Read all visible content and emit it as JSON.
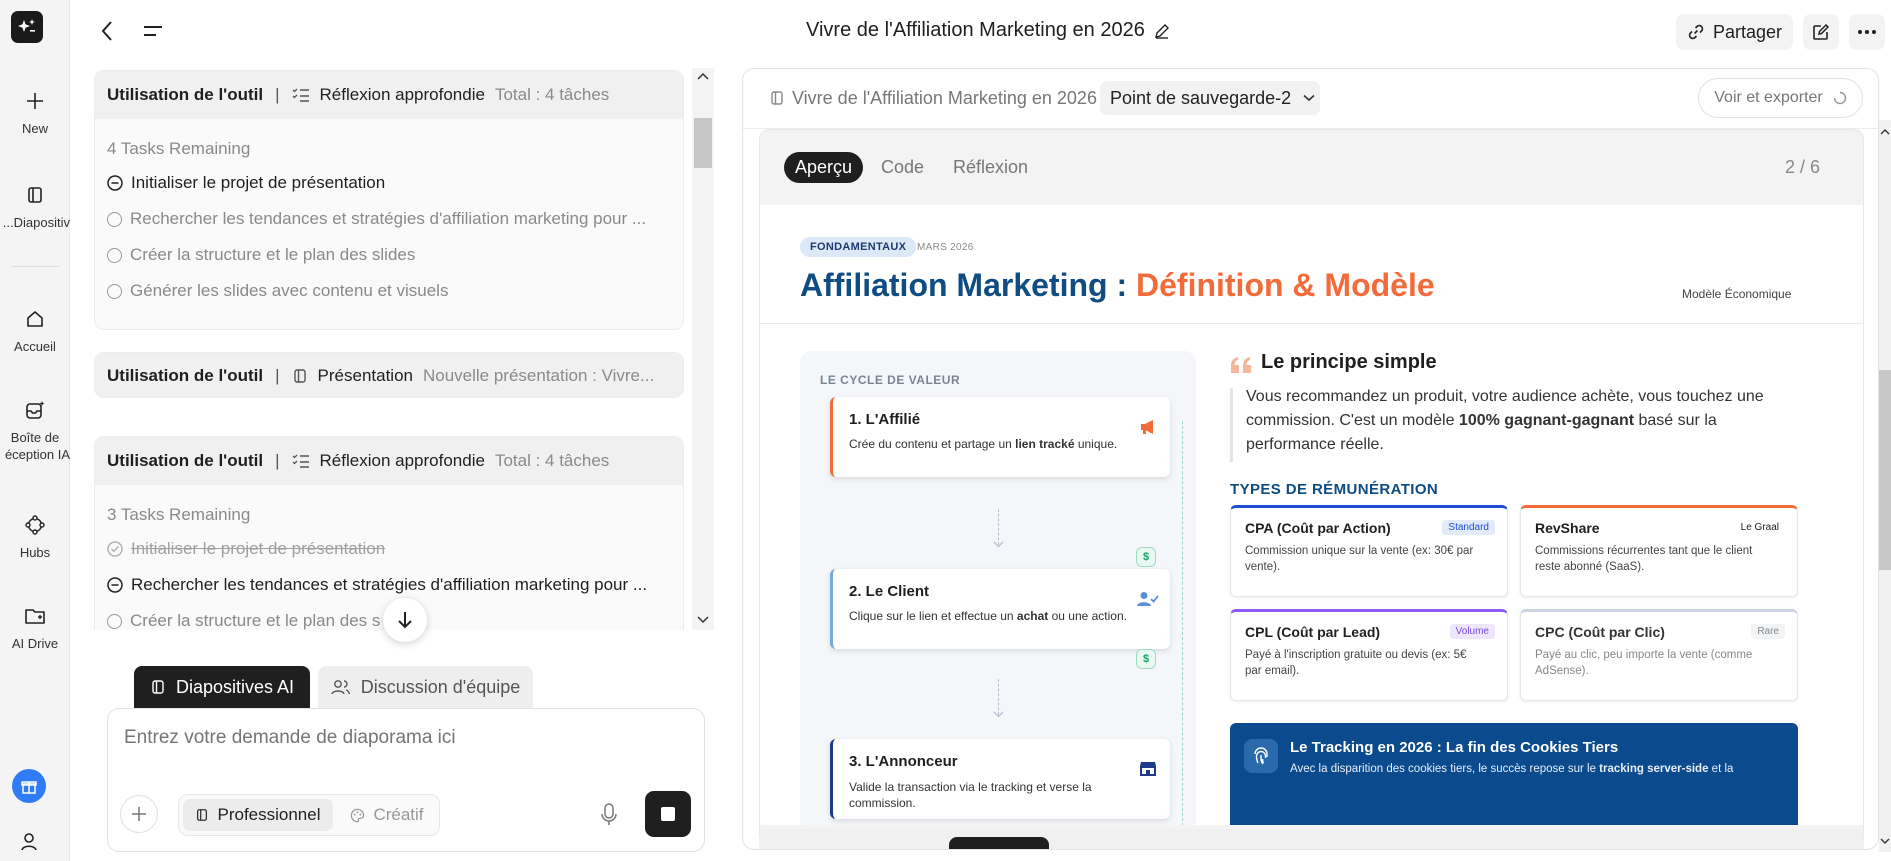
{
  "nav": {
    "new_label": "New",
    "slides_label": "Diapositiv...",
    "home_label": "Accueil",
    "inbox_label_1": "Boîte de",
    "inbox_label_2": "éception IA",
    "hubs_label": "Hubs",
    "drive_label": "AI Drive"
  },
  "header": {
    "title": "Vivre de l'Affiliation Marketing en 2026",
    "share_label": "Partager"
  },
  "chat": {
    "cards": [
      {
        "tool": "Utilisation de l'outil",
        "type": "Réflexion approfondie",
        "meta": "Total : 4 tâches",
        "remaining": "4 Tasks Remaining",
        "tasks": [
          "Initialiser le projet de présentation",
          "Rechercher les tendances et stratégies d'affiliation marketing pour ...",
          "Créer la structure et le plan des slides",
          "Générer les slides avec contenu et visuels"
        ]
      },
      {
        "tool": "Utilisation de l'outil",
        "type": "Présentation",
        "meta": "Nouvelle présentation : Vivre..."
      },
      {
        "tool": "Utilisation de l'outil",
        "type": "Réflexion approfondie",
        "meta": "Total : 4 tâches",
        "remaining": "3 Tasks Remaining",
        "tasks": [
          "Initialiser le projet de présentation",
          "Rechercher les tendances et stratégies d'affiliation marketing pour ...",
          "Créer la structure et le plan des s"
        ]
      }
    ],
    "mode_tabs": [
      "Diapositives AI",
      "Discussion d'équipe"
    ],
    "input_placeholder": "Entrez votre demande de diaporama ici",
    "style_options": [
      "Professionnel",
      "Créatif"
    ]
  },
  "preview": {
    "doc_title": "Vivre de l'Affiliation Marketing en 2026",
    "checkpoint": "Point de sauvegarde-2",
    "export_label": "Voir et exporter",
    "tabs": [
      "Aperçu",
      "Code",
      "Réflexion"
    ],
    "page_indicator": "2 / 6"
  },
  "slide": {
    "badge": "FONDAMENTAUX",
    "date": "MARS 2026",
    "title_part1": "Affiliation Marketing : ",
    "title_part2": "Définition & Modèle",
    "subtitle_right": "Modèle Économique",
    "cycle_label": "LE CYCLE DE VALEUR",
    "steps": [
      {
        "title": "1. L'Affilié",
        "desc_pre": "Crée du contenu et partage un ",
        "desc_bold": "lien tracké",
        "desc_post": " unique."
      },
      {
        "title": "2. Le Client",
        "desc_pre": "Clique sur le lien et effectue un ",
        "desc_bold": "achat",
        "desc_post": " ou une action."
      },
      {
        "title": "3. L'Annonceur",
        "desc_pre": "Valide la transaction via le tracking et verse la",
        "desc_bold": "",
        "desc_post": " commission."
      }
    ],
    "principle_title": "Le principe simple",
    "principle_text_1": "Vous recommandez un produit, votre audience achète, vous touchez une",
    "principle_text_2a": "commission. C'est un modèle ",
    "principle_text_2b": "100% gagnant-gagnant",
    "principle_text_2c": " basé sur la",
    "principle_text_3": "performance réelle.",
    "types_label": "TYPES DE RÉMUNÉRATION",
    "types": [
      {
        "name": "CPA (Coût par Action)",
        "tag": "Standard",
        "desc1": "Commission unique sur la vente (ex: 30€ par",
        "desc2": "vente).",
        "color": "#1d4ed8"
      },
      {
        "name": "RevShare",
        "tag": "Le Graal",
        "desc1": "Commissions récurrentes tant que le client",
        "desc2": "reste abonné (SaaS).",
        "color": "#f26b3a"
      },
      {
        "name": "CPL (Coût par Lead)",
        "tag": "Volume",
        "desc1": "Payé à l'inscription gratuite ou devis (ex: 5€",
        "desc2": "par email).",
        "color": "#8b5cf6"
      },
      {
        "name": "CPC (Coût par Clic)",
        "tag": "Rare",
        "desc1": "Payé au clic, peu importe la vente (comme",
        "desc2": "AdSense).",
        "color": "#cbd5e1"
      }
    ],
    "tracking_title": "Le Tracking en 2026 : La fin des Cookies Tiers",
    "tracking_text_pre": "Avec la disparition des cookies tiers, le succès repose sur le ",
    "tracking_text_bold": "tracking server-side",
    "tracking_text_post": " et la"
  },
  "colors": {
    "navy": "#0f4c81",
    "orange": "#f26b3a",
    "dark_button": "#1f1f1f",
    "gift_blue": "#2f7cf6"
  }
}
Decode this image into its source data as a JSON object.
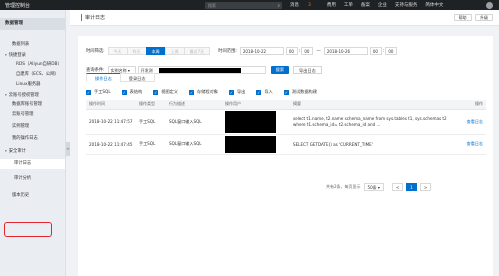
{
  "topbar": {
    "brand": "管理控制台",
    "search_placeholder": "搜索",
    "nav": {
      "messages": "消息",
      "messages_count": "3",
      "billing": "费用",
      "tickets": "工单",
      "icp": "备案",
      "enterprise": "企业",
      "support": "支持与服务",
      "language": "简体中文"
    }
  },
  "sidebar": {
    "title": "数据管理",
    "items": {
      "db_list": "数据列表",
      "quick_entry": "快捷登录",
      "rds": "RDS（Aliyun自研DB）",
      "ecs": "自建库（ECS、公网）",
      "linux_db": "Linux服务器",
      "cloud_acct": "云账号授权管理",
      "db_acct": "数据库账号管理",
      "cloud_perm": "云账号管理",
      "instance": "实例管理",
      "my_ops": "我的操作日志",
      "security": "安全审计",
      "audit_log": "审计日志",
      "audit_analysis": "审计分析",
      "version": "版本历史"
    }
  },
  "main": {
    "page_title": "审计日志",
    "head_buttons": {
      "help": "帮助",
      "upgrade": "升级"
    },
    "filters": {
      "time_label": "时间筛选:",
      "ranges": [
        "今天",
        "昨天",
        "本周",
        "上周",
        "最近7天"
      ],
      "active_range": "本周",
      "time_range_label": "时间范围:",
      "start_date": "2018-10-22",
      "start_h": "00",
      "start_m": "00",
      "to": "—",
      "end_date": "2018-10-26",
      "end_h": "00",
      "end_m": "00",
      "query_label": "查询条件:",
      "query_field": "实例名称",
      "query_value": "开发测",
      "search_btn": "搜索",
      "export_btn": "导出日志"
    },
    "tabs": [
      "操作日志",
      "登录日志"
    ],
    "checks": [
      "手工SQL",
      "表结构",
      "视图定义",
      "存储程对象",
      "导出",
      "导入",
      "测试数据构建"
    ],
    "table": {
      "headers": [
        "操作时间",
        "操作类型",
        "行为描述",
        "操作用户",
        "",
        "摘要",
        "操作"
      ],
      "rows": [
        {
          "time": "2018-10-22 11:47:57",
          "type": "手工SQL",
          "desc": "SQL窗口输入SQL",
          "summary": "select t1.name, t2.name schema_name from sys.tables t1, sys.schemas t2 where t1.schema_id= t2.schema_id and ...",
          "op": "查看日志"
        },
        {
          "time": "2018-10-22 11:47:45",
          "type": "手工SQL",
          "desc": "SQL窗口输入SQL",
          "summary": "SELECT GETDATE() as 'CURRENT_TIME'",
          "op": "查看日志"
        }
      ]
    },
    "pager": {
      "total": "共有2条，每页显示",
      "page_size": "50条",
      "prev": "<",
      "current": "1",
      "next": ">"
    }
  }
}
———
* [WHAT YOU ARE ASKED TO DO]
Copy out the lines in which the string "name" appears.

* [RESPONSE]
        "name": "CPA (Coût par Action)",
        "name": "RevShare",
        "name": "CPL (Coût par Lead)",
        "name": "CPC (Coût par Clic)",
          "summary": "select t1.name, t2.name schema_name from sys.tables t1, sys.schemas t2 where t1.schema_id= t2.schema_id and ...",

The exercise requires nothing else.